TASK REQUIREMENTS: Return all lines below containing the word "travail".

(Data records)
/---

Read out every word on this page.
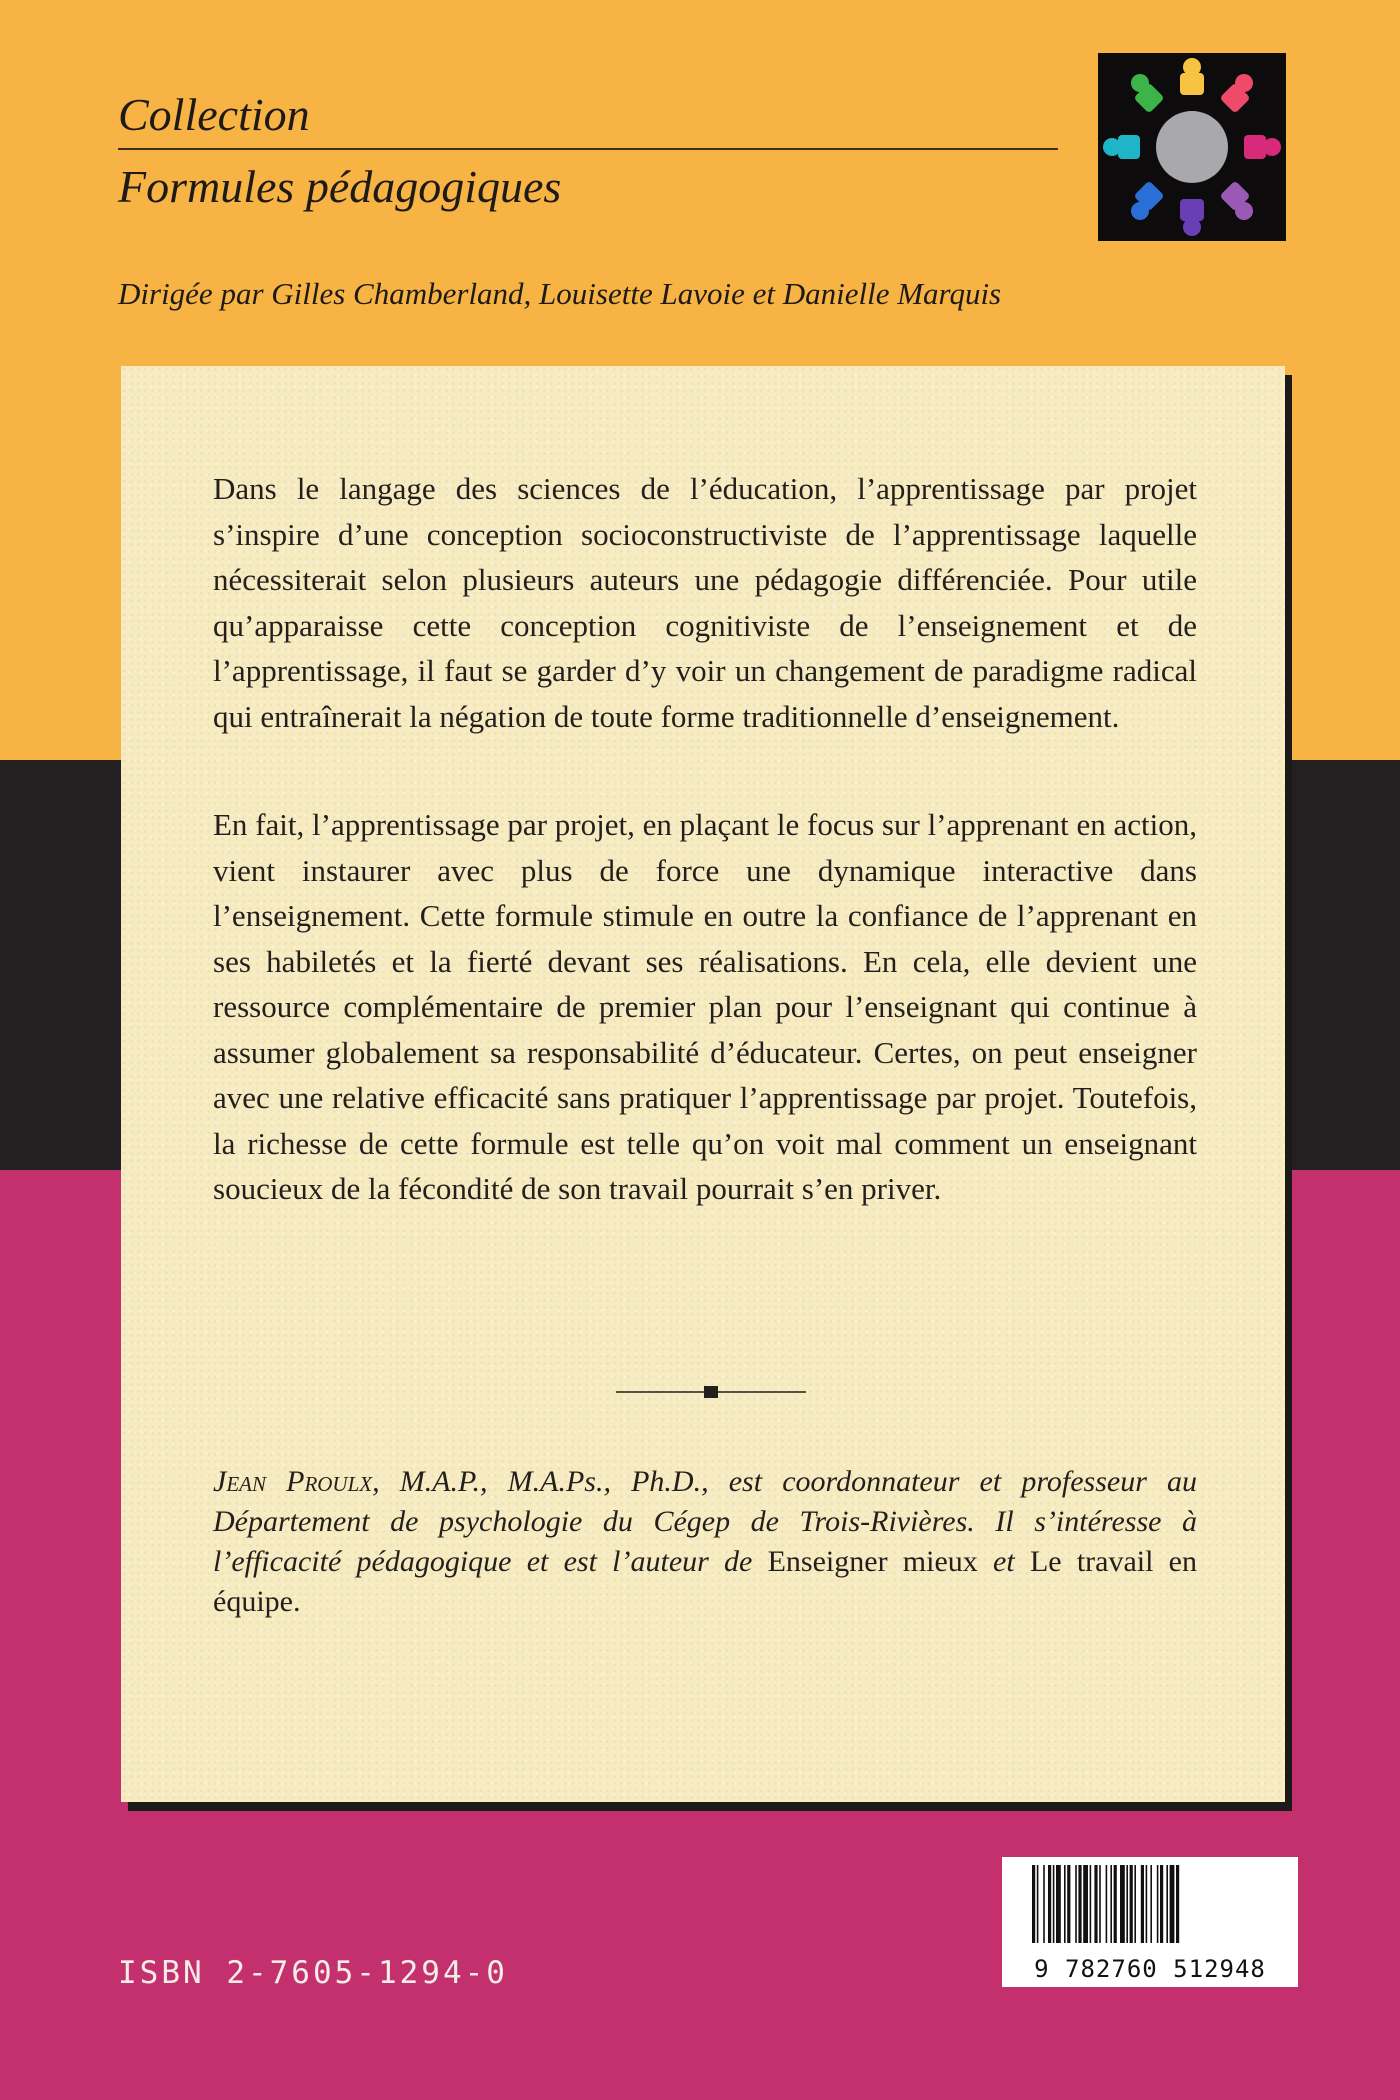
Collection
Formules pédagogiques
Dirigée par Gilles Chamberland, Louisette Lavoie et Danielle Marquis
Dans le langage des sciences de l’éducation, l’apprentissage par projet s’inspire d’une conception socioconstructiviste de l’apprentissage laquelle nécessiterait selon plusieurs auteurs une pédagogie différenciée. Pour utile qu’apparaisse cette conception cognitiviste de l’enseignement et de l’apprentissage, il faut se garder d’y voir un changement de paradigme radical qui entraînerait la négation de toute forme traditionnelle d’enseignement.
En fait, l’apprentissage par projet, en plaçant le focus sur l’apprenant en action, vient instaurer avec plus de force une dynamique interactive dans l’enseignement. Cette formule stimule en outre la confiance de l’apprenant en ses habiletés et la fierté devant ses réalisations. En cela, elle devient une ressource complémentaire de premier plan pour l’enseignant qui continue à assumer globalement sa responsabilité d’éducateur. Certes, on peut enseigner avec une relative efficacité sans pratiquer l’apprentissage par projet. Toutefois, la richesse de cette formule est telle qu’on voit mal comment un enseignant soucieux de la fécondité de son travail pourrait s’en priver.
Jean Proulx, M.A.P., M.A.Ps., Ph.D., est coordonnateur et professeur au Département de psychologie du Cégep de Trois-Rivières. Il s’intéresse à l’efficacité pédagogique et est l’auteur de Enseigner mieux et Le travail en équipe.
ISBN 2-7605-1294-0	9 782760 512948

\---

EXERCISE RESULT:
En fait, l’apprentissage par projet, en plaçant le focus sur l’apprenant en action, vient instaurer avec plus de force une dynamique interactive dans l’enseignement. Cette formule stimule en outre la confiance de l’apprenant en ses habiletés et la fierté devant ses réalisations. En cela, elle devient une ressource complémentaire de premier plan pour l’enseignant qui continue à assumer globalement sa responsabilité d’éducateur. Certes, on peut enseigner avec une relative efficacité sans pratiquer l’apprentissage par projet. Toutefois, la richesse de cette formule est telle qu’on voit mal comment un enseignant soucieux de la fécondité de son travail pourrait s’en priver.
Jean Proulx, M.A.P., M.A.Ps., Ph.D., est coordonnateur et professeur au Département de psychologie du Cégep de Trois-Rivières. Il s’intéresse à l’efficacité pédagogique et est l’auteur de Enseigner mieux et Le travail en équipe.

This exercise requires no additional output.